(Saved entries)
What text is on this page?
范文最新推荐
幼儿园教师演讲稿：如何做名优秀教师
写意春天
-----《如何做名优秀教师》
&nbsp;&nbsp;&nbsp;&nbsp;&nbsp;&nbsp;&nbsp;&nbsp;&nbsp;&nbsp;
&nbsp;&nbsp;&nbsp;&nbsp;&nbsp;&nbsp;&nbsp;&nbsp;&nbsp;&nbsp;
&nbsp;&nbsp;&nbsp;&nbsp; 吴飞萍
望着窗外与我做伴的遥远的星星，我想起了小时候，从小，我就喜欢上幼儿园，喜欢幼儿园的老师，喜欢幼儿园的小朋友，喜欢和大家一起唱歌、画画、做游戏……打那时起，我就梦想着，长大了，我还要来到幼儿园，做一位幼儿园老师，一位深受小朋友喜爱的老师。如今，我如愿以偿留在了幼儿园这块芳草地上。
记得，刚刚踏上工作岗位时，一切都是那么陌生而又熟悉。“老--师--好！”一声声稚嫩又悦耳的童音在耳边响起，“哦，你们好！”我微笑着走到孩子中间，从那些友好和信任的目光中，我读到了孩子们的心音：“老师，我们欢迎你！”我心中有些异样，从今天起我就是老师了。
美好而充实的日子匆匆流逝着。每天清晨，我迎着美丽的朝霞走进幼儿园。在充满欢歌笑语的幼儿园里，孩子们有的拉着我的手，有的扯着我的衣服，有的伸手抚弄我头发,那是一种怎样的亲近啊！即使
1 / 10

* * *

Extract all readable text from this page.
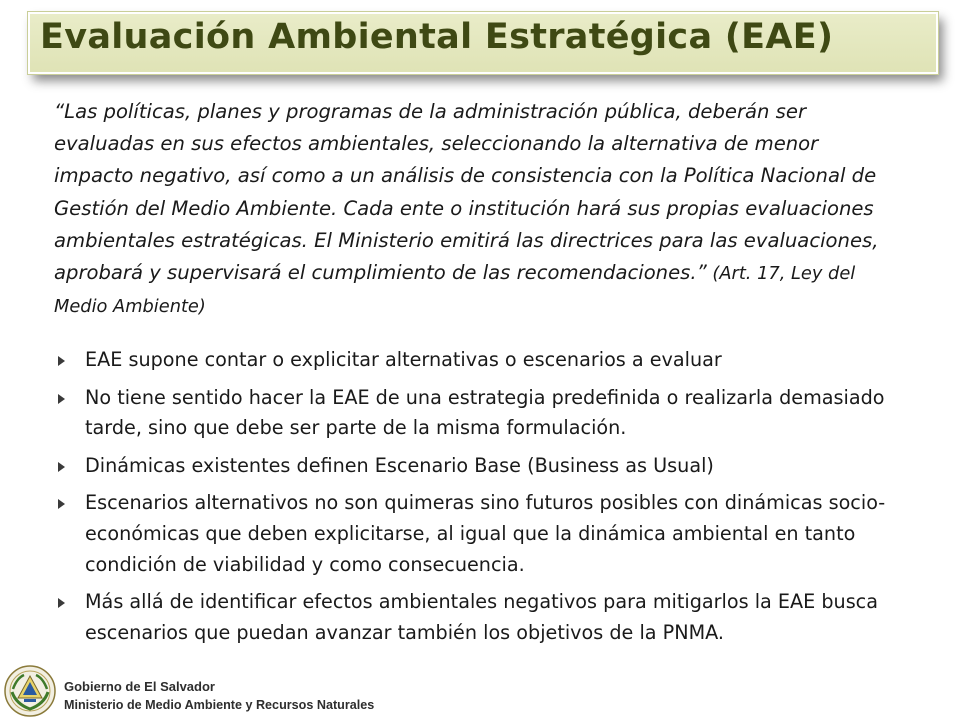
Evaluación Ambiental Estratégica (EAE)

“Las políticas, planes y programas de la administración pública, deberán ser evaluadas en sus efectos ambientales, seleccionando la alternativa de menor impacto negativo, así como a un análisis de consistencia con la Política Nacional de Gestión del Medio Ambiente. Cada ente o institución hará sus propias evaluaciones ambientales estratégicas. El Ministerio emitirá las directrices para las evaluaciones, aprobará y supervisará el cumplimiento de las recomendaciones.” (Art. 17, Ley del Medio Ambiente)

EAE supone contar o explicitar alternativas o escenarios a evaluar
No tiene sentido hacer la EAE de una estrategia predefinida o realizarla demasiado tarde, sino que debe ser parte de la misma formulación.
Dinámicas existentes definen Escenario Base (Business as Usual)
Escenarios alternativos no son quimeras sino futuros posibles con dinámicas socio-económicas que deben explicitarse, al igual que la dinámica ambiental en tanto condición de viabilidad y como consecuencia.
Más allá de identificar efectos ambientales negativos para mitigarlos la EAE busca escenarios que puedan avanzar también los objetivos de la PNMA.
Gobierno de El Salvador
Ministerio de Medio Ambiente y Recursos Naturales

---

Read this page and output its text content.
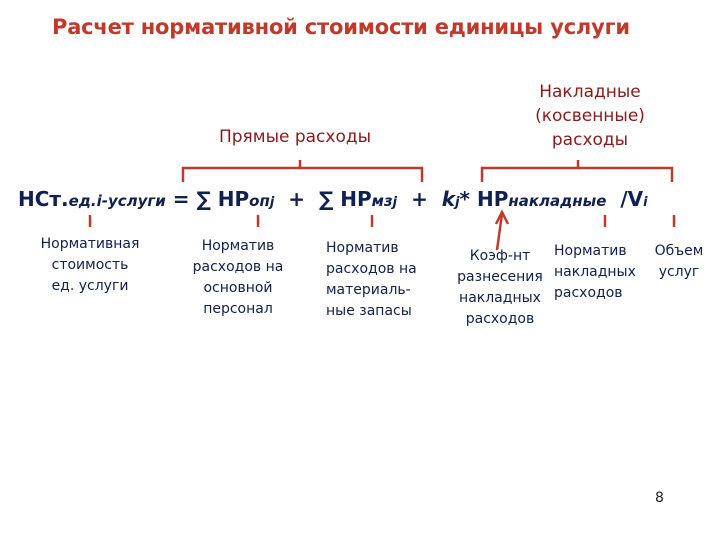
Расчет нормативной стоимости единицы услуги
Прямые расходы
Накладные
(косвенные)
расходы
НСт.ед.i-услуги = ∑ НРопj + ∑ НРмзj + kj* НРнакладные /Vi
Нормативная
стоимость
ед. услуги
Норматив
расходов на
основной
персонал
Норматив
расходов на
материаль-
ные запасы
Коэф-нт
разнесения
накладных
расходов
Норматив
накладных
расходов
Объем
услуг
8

— Given task —
Determine how many lines in the listing above hold the word "sino", answering with the number only.

— Correct answer —
2